- [Input data]:
- Opening Delimiter -

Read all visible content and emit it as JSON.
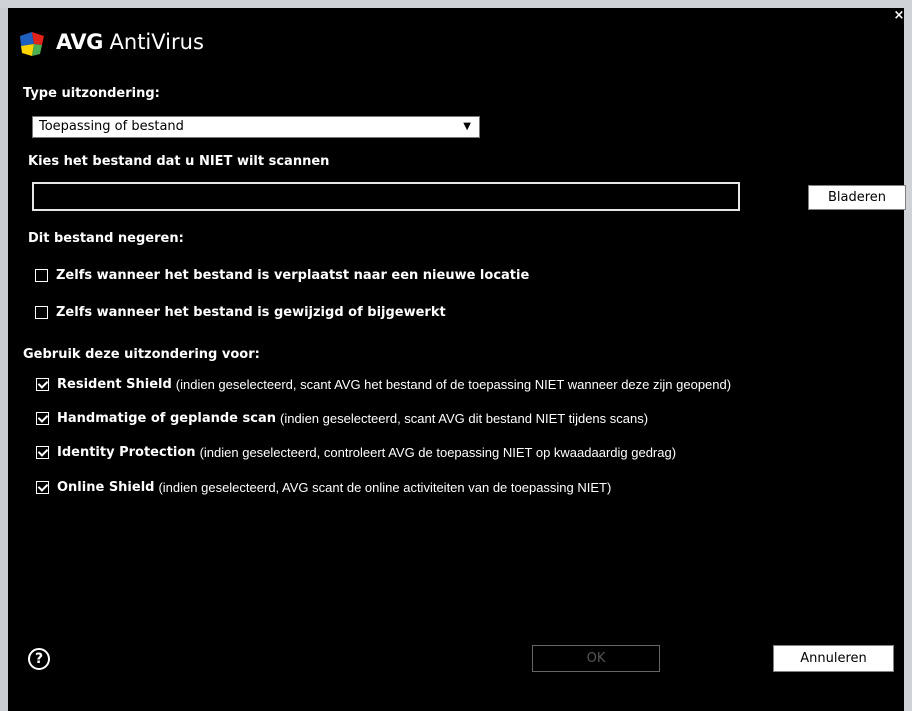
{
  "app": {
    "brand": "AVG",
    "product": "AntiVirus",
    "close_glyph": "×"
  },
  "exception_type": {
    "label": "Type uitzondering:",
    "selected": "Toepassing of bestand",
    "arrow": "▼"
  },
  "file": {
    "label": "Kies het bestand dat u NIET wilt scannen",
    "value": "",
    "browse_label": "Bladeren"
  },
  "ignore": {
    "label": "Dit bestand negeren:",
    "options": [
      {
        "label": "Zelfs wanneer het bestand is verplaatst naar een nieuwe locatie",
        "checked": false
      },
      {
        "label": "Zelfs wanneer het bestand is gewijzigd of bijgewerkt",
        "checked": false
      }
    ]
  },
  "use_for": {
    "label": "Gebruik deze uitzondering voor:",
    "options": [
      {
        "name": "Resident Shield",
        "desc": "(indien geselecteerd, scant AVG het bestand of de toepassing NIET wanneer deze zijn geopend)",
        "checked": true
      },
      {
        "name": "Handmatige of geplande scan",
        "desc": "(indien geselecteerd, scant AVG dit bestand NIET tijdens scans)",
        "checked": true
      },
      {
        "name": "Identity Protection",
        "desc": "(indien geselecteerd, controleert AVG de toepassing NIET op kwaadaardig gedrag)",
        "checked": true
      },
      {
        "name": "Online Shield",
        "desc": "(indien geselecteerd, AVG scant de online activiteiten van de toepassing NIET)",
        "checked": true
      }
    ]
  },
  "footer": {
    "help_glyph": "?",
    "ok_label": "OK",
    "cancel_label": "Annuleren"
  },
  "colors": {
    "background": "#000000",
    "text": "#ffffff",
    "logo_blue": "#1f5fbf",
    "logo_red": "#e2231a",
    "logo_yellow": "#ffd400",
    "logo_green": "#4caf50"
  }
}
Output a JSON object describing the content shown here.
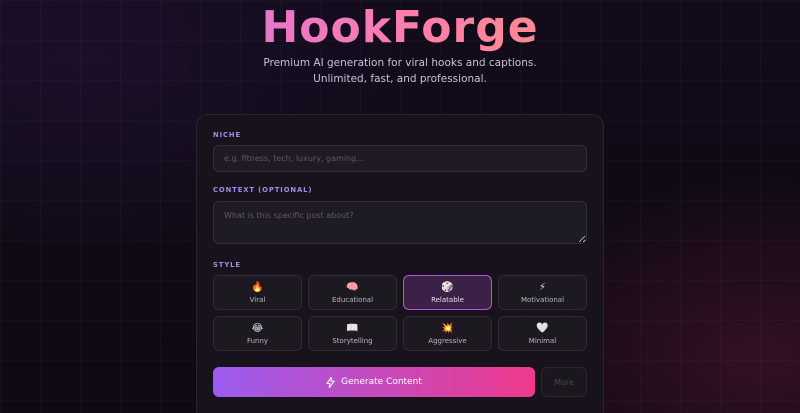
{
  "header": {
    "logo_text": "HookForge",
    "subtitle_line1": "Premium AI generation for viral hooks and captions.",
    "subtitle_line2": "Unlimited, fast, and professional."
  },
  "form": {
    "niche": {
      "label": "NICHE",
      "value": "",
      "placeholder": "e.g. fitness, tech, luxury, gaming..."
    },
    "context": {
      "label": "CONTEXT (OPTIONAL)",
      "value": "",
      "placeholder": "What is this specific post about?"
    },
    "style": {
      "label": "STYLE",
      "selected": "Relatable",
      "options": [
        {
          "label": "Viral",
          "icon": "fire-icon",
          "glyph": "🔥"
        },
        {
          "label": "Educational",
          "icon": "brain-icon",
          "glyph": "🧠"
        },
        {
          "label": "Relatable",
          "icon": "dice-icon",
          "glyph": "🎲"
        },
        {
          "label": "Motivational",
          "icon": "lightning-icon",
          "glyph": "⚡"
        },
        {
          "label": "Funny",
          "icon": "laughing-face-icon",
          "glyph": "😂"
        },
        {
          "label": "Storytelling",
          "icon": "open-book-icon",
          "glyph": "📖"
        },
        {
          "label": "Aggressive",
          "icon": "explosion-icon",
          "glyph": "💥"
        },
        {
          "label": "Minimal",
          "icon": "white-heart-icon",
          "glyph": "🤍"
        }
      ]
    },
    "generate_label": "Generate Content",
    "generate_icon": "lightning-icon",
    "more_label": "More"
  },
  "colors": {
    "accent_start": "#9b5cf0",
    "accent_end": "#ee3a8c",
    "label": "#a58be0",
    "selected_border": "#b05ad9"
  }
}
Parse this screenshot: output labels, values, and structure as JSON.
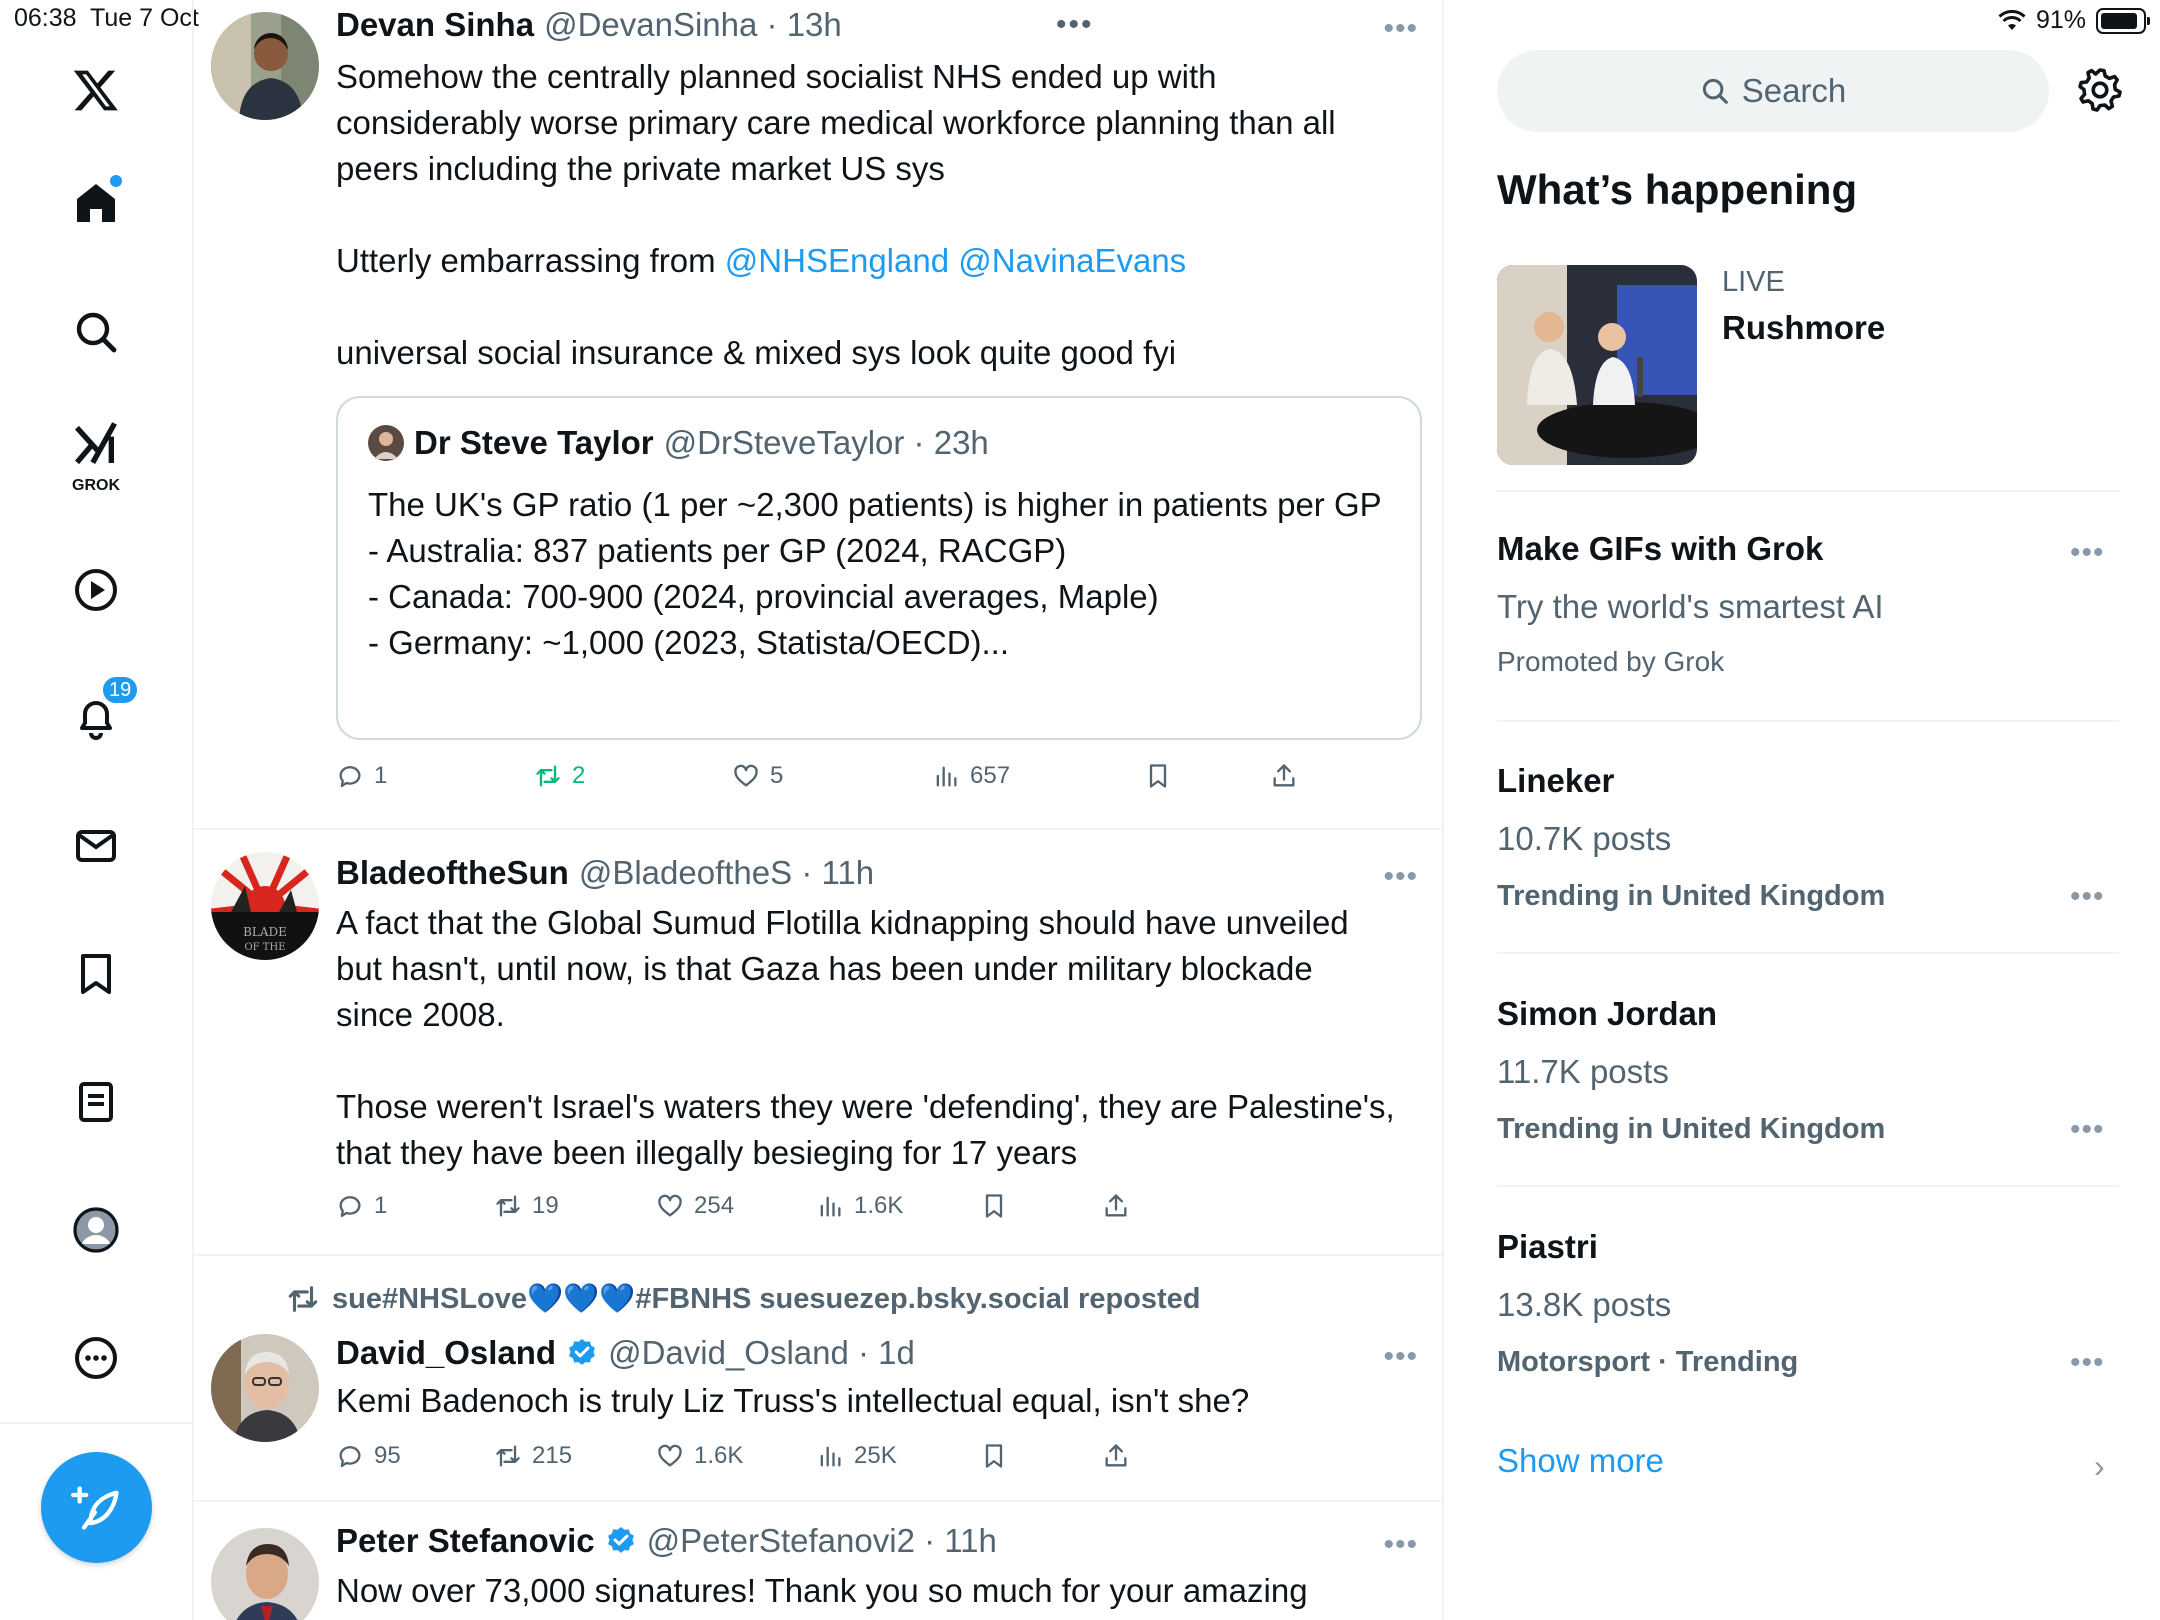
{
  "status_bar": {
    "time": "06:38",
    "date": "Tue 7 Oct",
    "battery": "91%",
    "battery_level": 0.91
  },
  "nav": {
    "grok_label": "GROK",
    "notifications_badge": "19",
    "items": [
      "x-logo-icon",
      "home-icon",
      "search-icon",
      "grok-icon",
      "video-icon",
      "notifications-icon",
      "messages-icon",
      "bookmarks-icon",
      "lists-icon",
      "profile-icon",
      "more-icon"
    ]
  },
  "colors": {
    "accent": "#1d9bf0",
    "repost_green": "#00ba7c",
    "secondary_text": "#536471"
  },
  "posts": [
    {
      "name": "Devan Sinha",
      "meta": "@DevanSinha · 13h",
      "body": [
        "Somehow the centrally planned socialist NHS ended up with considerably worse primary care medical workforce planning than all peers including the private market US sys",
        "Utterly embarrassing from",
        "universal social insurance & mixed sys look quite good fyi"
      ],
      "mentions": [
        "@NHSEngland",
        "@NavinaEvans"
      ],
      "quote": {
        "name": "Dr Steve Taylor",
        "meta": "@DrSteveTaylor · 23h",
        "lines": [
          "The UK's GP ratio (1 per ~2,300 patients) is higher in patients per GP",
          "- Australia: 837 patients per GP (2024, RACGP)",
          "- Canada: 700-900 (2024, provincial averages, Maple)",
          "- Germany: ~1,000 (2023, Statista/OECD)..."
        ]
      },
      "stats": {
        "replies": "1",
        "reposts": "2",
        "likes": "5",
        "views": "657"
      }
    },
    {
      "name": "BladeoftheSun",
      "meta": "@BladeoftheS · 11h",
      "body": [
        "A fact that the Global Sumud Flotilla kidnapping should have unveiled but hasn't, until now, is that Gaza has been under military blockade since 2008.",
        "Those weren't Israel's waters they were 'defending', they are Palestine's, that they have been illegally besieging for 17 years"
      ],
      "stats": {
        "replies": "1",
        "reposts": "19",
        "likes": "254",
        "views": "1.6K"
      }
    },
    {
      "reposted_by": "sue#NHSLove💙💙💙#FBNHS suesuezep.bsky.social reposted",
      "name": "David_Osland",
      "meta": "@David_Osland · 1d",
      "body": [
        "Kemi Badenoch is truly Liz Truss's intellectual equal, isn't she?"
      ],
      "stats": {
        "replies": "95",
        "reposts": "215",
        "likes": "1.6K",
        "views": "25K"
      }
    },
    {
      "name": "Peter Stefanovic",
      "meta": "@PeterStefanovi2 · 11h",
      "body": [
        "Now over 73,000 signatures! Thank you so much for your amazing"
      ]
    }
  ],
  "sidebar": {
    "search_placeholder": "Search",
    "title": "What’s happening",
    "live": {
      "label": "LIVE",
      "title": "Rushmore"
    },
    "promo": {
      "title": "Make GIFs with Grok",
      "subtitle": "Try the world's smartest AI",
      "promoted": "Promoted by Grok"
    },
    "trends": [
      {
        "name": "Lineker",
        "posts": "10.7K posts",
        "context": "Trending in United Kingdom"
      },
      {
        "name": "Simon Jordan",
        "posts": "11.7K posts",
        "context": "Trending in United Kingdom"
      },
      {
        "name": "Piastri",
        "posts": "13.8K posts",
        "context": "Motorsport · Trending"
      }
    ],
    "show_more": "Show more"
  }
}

- Closing Delimiter -
- Opening Delimiter -

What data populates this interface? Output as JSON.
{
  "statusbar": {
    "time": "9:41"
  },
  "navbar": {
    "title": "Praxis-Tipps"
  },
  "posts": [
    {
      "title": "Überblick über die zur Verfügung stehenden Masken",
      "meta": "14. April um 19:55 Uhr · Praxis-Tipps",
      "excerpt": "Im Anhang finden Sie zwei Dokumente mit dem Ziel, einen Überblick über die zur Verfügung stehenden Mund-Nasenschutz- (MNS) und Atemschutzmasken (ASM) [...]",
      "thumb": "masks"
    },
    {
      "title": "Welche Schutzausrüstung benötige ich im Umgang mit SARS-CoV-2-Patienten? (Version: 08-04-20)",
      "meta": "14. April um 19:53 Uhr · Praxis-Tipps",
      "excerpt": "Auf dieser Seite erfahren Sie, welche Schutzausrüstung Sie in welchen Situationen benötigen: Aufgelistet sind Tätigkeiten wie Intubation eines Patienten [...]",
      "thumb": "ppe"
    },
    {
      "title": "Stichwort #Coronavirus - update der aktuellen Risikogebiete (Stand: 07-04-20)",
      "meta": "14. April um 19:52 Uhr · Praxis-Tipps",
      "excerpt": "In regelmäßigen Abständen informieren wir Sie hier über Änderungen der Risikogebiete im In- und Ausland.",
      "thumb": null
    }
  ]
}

- Closing Delimiter -

Search the data for the string "Shield" and copy out every line where it is found.

        "name": "Resident Shield",
        "name": "Online Shield",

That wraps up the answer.